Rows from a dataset
+-------+

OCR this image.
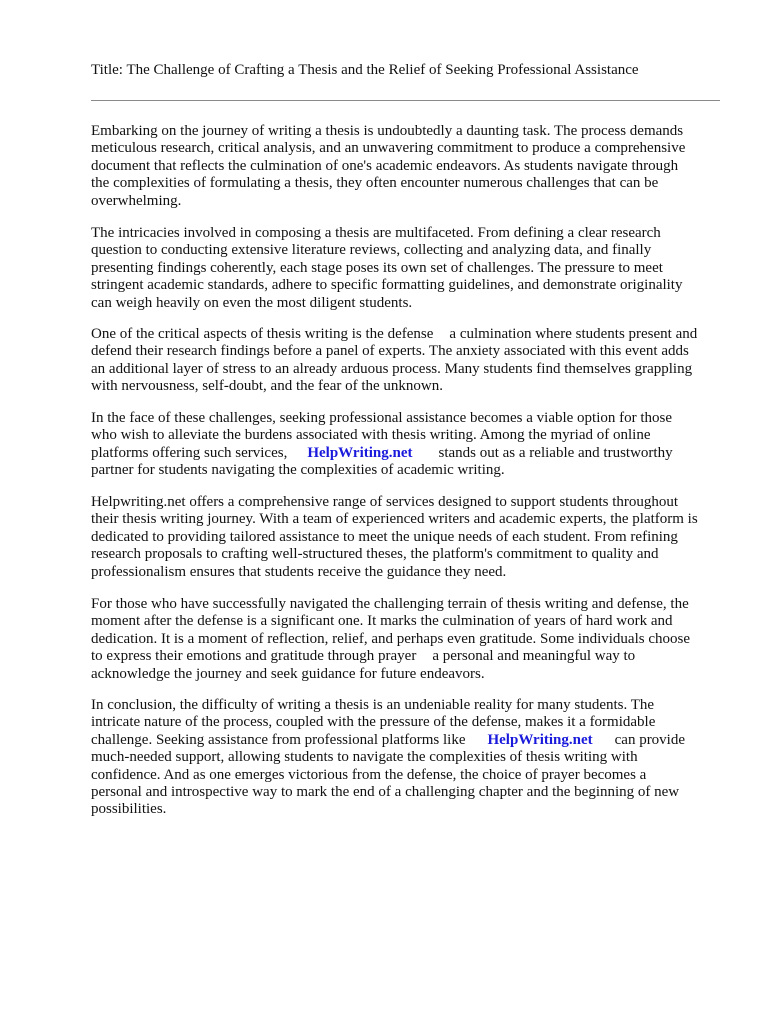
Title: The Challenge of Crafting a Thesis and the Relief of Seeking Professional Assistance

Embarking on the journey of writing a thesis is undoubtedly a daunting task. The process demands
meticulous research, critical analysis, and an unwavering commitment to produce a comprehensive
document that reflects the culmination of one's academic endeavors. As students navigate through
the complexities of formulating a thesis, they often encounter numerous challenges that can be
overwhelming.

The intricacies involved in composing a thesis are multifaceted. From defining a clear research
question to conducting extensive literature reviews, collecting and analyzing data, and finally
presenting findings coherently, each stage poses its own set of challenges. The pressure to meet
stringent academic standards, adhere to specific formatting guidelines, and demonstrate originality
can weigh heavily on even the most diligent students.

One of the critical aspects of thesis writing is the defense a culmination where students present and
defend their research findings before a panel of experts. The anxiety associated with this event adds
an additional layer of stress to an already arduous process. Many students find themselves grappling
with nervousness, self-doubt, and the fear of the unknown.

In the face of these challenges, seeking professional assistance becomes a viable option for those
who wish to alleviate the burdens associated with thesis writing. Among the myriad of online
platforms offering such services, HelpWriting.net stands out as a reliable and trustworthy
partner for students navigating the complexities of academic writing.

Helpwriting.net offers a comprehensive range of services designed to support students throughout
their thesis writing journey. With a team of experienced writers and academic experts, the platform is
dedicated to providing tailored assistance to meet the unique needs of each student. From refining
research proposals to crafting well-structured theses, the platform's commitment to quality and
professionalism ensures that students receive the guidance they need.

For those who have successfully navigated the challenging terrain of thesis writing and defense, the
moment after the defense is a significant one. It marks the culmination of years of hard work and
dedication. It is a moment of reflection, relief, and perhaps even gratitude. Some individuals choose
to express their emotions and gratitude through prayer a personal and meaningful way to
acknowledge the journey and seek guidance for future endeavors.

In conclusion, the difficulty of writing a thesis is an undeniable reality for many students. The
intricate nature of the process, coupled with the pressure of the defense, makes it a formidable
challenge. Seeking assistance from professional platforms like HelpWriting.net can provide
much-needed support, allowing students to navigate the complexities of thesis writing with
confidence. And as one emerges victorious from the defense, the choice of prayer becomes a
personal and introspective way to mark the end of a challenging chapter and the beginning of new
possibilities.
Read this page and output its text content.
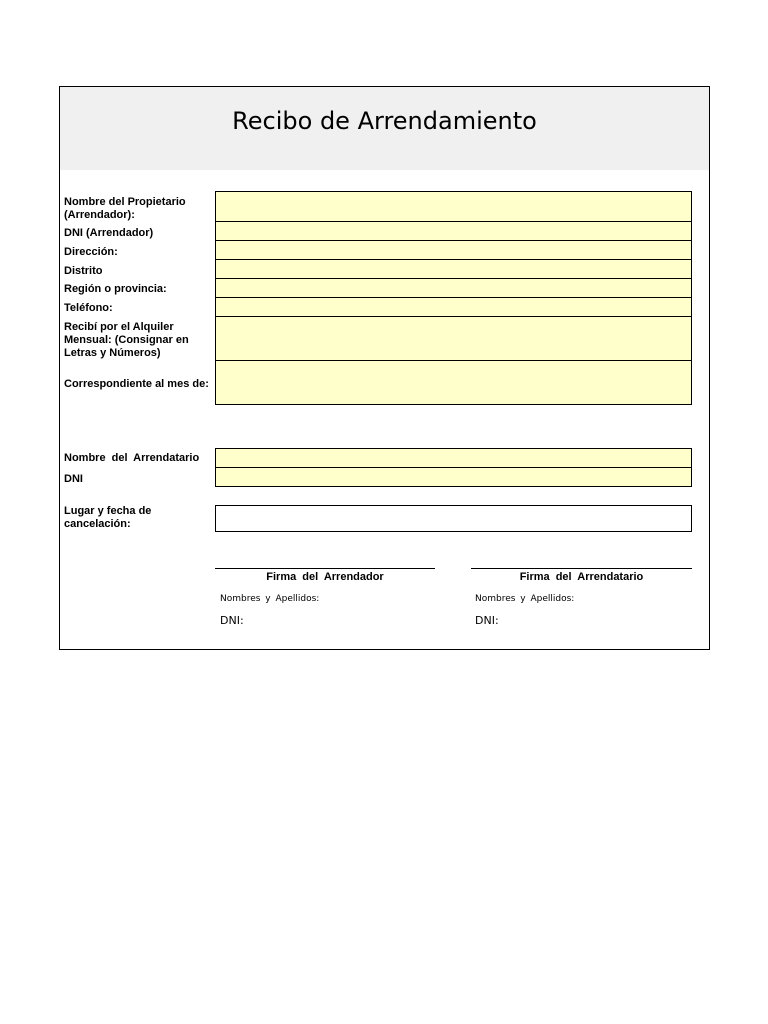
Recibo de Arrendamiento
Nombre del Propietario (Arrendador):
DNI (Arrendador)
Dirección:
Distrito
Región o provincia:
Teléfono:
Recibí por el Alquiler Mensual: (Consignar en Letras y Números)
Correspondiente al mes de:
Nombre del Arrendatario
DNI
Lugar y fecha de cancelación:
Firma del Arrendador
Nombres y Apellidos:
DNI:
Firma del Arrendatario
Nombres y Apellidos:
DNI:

+-------+

== EXERCISE REQUIREMENTS ==
Report back each line of the entries that holds the string "academic".

== TASK RESULT ==
document that reflects the culmination of one's academic endeavors. As students navigate through
stringent academic standards, adhere to specific formatting guidelines, and demonstrate originality
partner for students navigating the complexities of academic writing.
their thesis writing journey. With a team of experienced writers and academic experts, the platform is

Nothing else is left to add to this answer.